>> START Supplied material
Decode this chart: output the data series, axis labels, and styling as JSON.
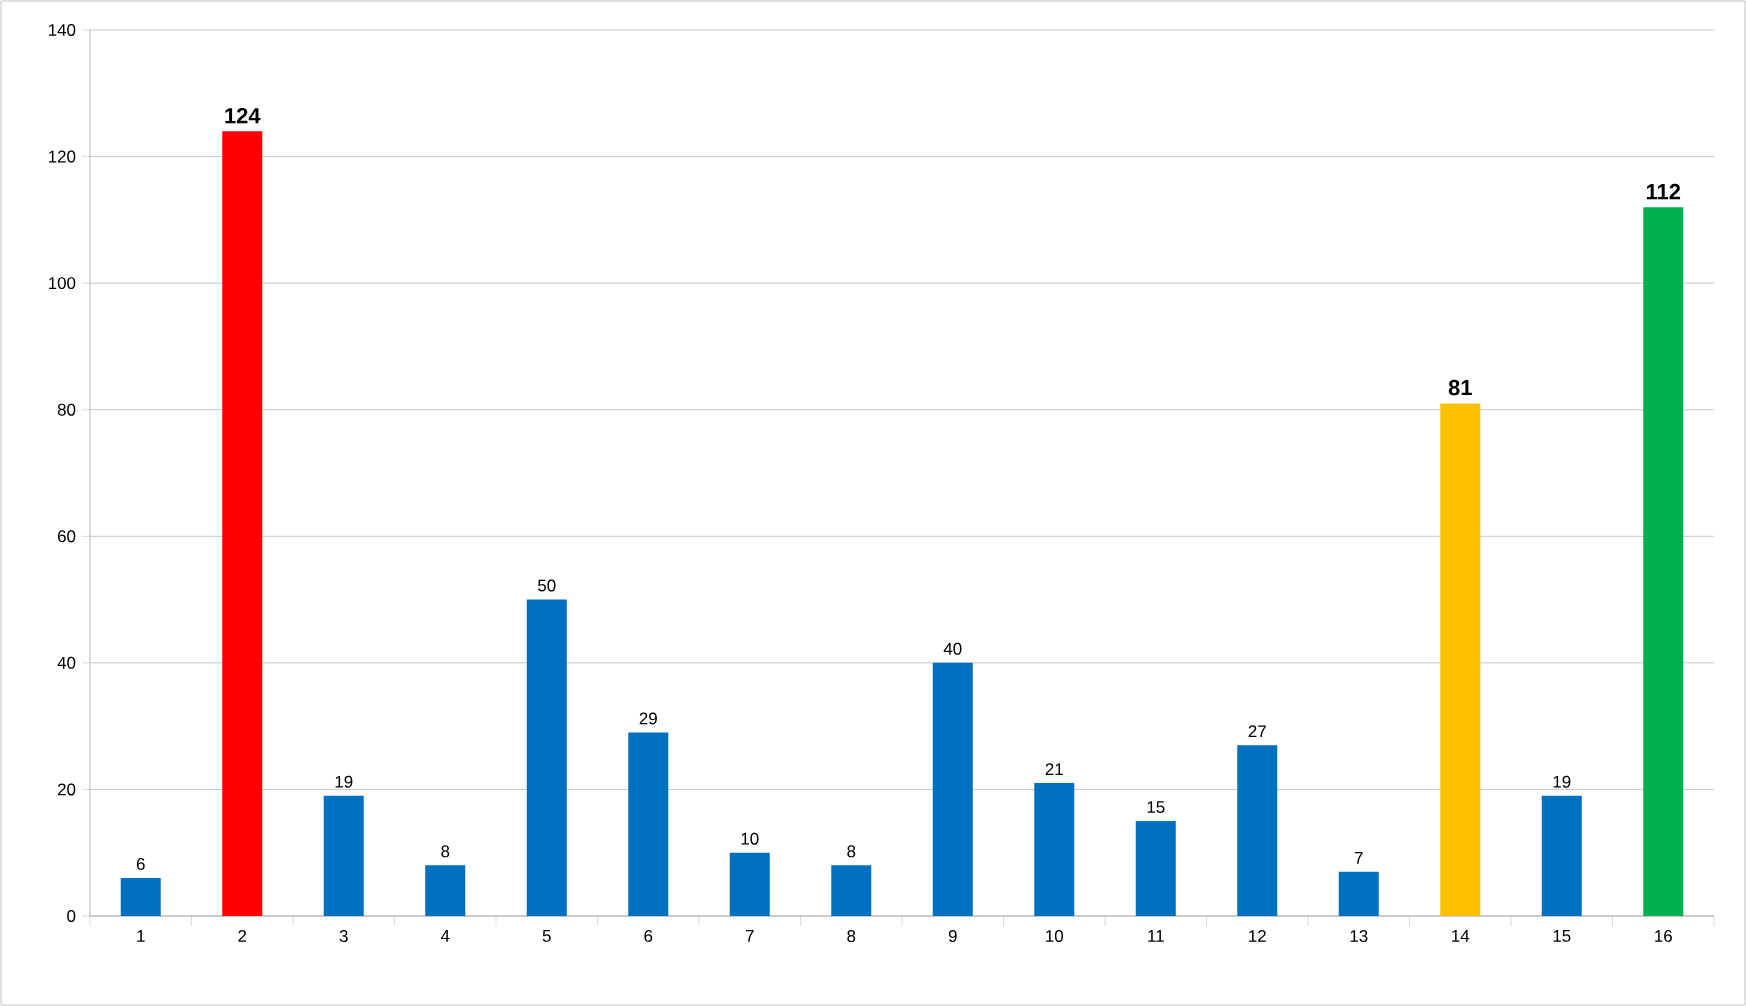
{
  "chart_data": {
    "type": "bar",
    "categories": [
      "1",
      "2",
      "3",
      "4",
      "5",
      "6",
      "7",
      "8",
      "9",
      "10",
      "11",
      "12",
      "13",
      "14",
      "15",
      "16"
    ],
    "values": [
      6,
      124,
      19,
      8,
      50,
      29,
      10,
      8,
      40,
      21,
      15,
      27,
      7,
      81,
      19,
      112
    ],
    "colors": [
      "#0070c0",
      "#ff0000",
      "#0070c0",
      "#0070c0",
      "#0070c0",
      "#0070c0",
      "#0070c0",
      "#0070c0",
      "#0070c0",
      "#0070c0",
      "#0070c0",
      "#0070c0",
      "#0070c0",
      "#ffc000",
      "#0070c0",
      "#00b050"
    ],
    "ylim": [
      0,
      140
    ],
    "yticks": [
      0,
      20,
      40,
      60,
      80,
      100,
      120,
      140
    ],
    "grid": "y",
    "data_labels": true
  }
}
>> END Supplied material
_Goal_
The records above need to be restated word for word, with the pictures left out.

_Task answer_
Decode this chart: output the data series, axis labels, and styling as JSON.
{
  "chart_data": {
    "type": "bar",
    "categories": [
      "1",
      "2",
      "3",
      "4",
      "5",
      "6",
      "7",
      "8",
      "9",
      "10",
      "11",
      "12",
      "13",
      "14",
      "15",
      "16"
    ],
    "values": [
      6,
      124,
      19,
      8,
      50,
      29,
      10,
      8,
      40,
      21,
      15,
      27,
      7,
      81,
      19,
      112
    ],
    "colors": [
      "#0070c0",
      "#ff0000",
      "#0070c0",
      "#0070c0",
      "#0070c0",
      "#0070c0",
      "#0070c0",
      "#0070c0",
      "#0070c0",
      "#0070c0",
      "#0070c0",
      "#0070c0",
      "#0070c0",
      "#ffc000",
      "#0070c0",
      "#00b050"
    ],
    "ylim": [
      0,
      140
    ],
    "yticks": [
      0,
      20,
      40,
      60,
      80,
      100,
      120,
      140
    ],
    "grid": "y",
    "data_labels": true
  }
}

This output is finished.